--- Start ---
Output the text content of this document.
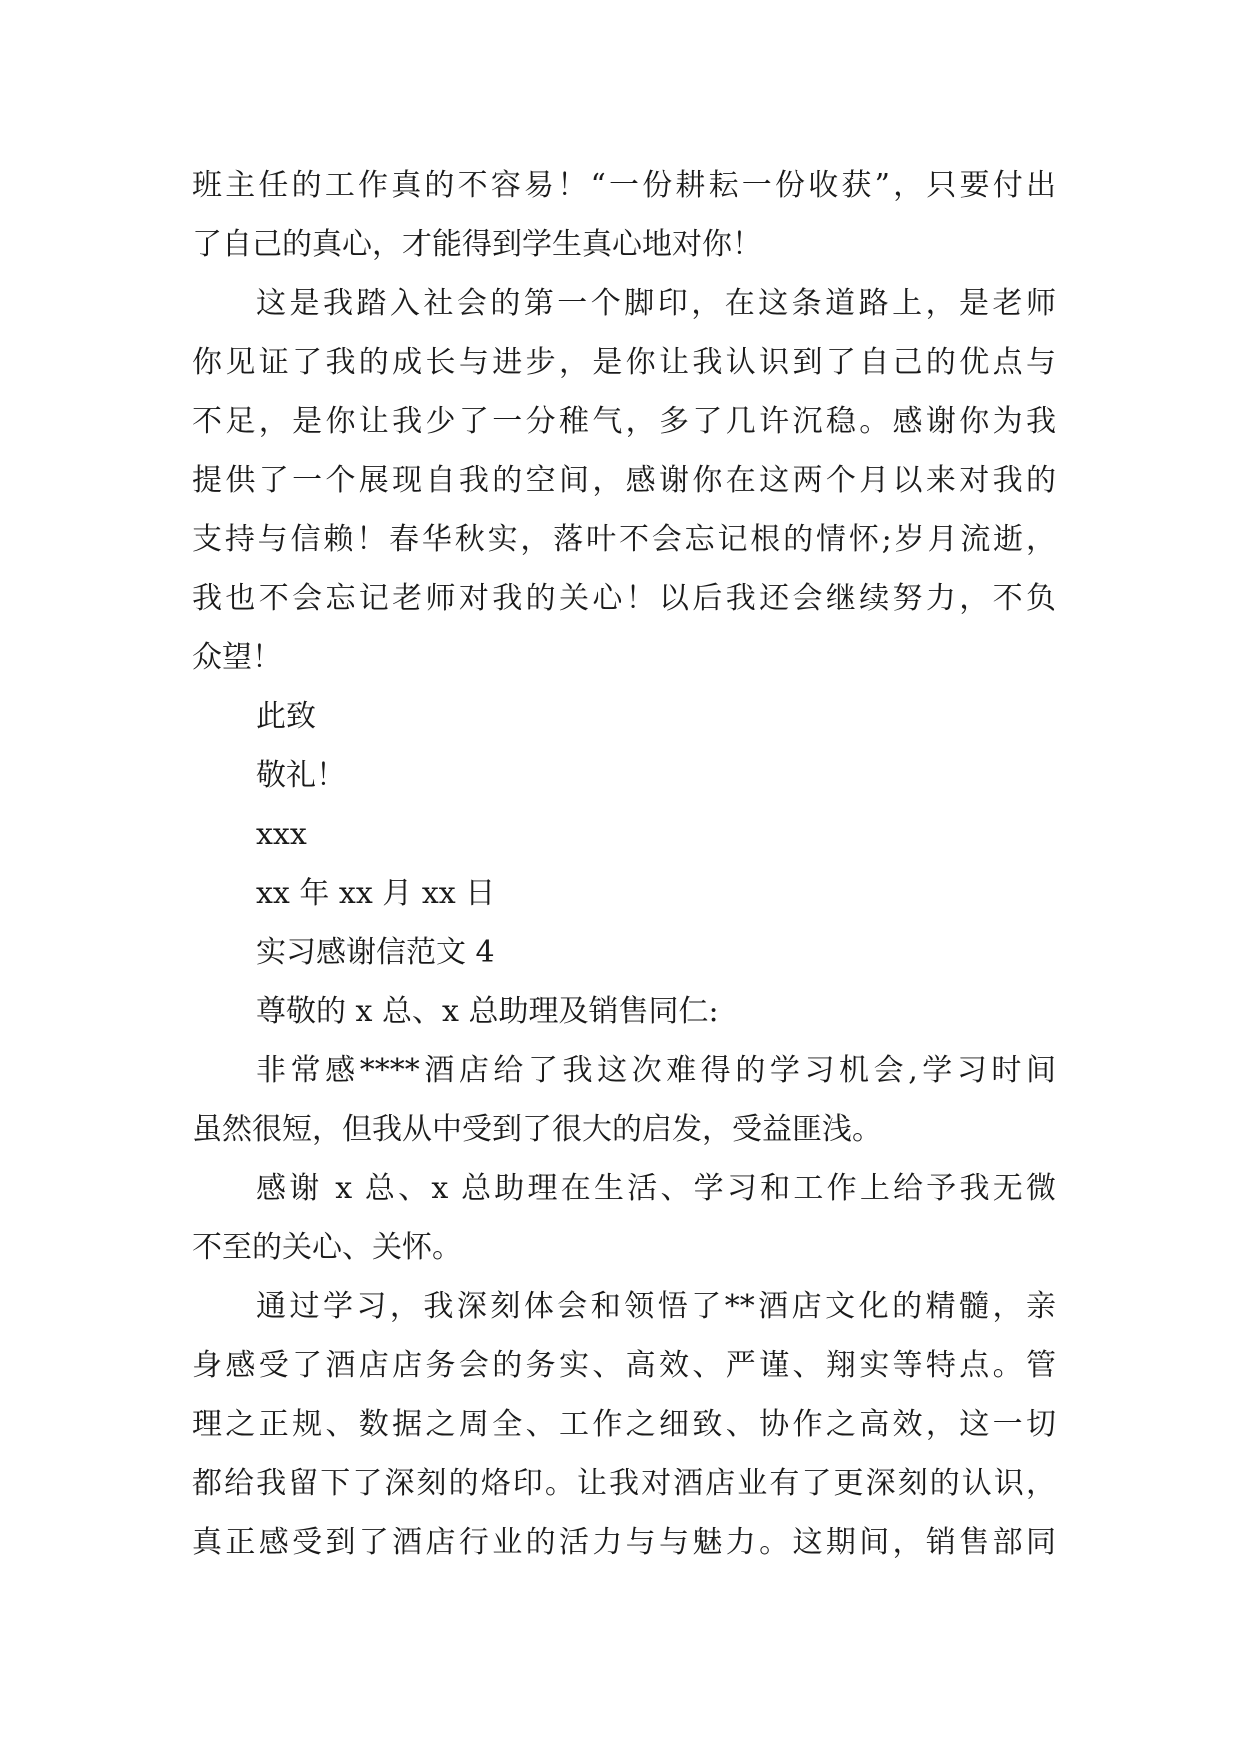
班主任的工作真的不容易！“一份耕耘一份收获”，只要付出
了自己的真心，才能得到学生真心地对你！
这是我踏入社会的第一个脚印，在这条道路上，是老师
你见证了我的成长与进步，是你让我认识到了自己的优点与
不足，是你让我少了一分稚气，多了几许沉稳。感谢你为我
提供了一个展现自我的空间，感谢你在这两个月以来对我的
支持与信赖！春华秋实，落叶不会忘记根的情怀;岁月流逝，
我也不会忘记老师对我的关心！以后我还会继续努力，不负
众望！
此致
敬礼！
xxx
xx 年 xx 月 xx 日
实习感谢信范文 4
尊敬的 x 总、x 总助理及销售同仁:
非常感****酒店给了我这次难得的学习机会,学习时间
虽然很短，但我从中受到了很大的启发，受益匪浅。
感谢 x 总、x 总助理在生活、学习和工作上给予我无微
不至的关心、关怀。
通过学习，我深刻体会和领悟了**酒店文化的精髓，亲
身感受了酒店店务会的务实、高效、严谨、翔实等特点。管
理之正规、数据之周全、工作之细致、协作之高效，这一切
都给我留下了深刻的烙印。让我对酒店业有了更深刻的认识，
真正感受到了酒店行业的活力与与魅力。这期间，销售部同
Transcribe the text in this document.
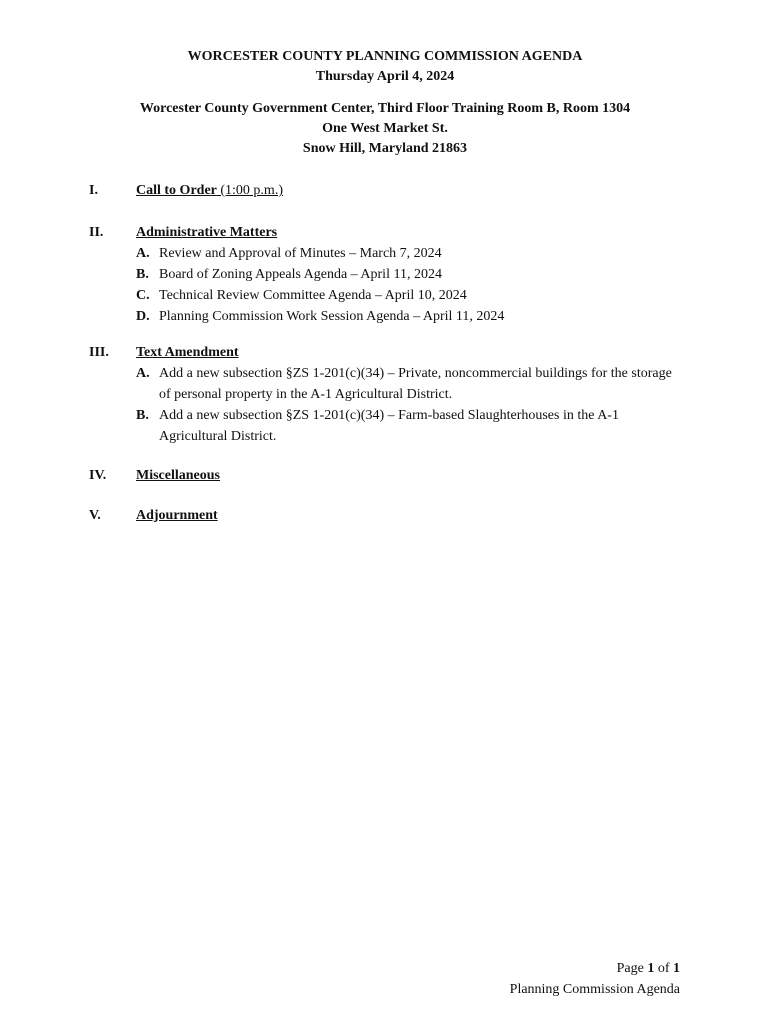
WORCESTER COUNTY PLANNING COMMISSION AGENDA
Thursday April 4, 2024
Worcester County Government Center, Third Floor Training Room B, Room 1304
One West Market St.
Snow Hill, Maryland 21863
I.	Call to Order (1:00 p.m.)
II. Administrative Matters
A. Review and Approval of Minutes – March 7, 2024
B. Board of Zoning Appeals Agenda – April 11, 2024
C. Technical Review Committee Agenda – April 10, 2024
D. Planning Commission Work Session Agenda – April 11, 2024
III. Text Amendment
A. Add a new subsection §ZS 1-201(c)(34) – Private, noncommercial buildings for the storage of personal property in the A-1 Agricultural District.
B. Add a new subsection §ZS 1-201(c)(34) – Farm-based Slaughterhouses in the A-1 Agricultural District.
IV. Miscellaneous
V.	Adjournment
Page 1 of 1
Planning Commission Agenda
--- End ---
[Direction]
Using the listing above, gather each line that holds the string "Review" and copy it.

[Complete response]
A. Review and Approval of Minutes – March 7, 2024
C. Technical Review Committee Agenda – April 10, 2024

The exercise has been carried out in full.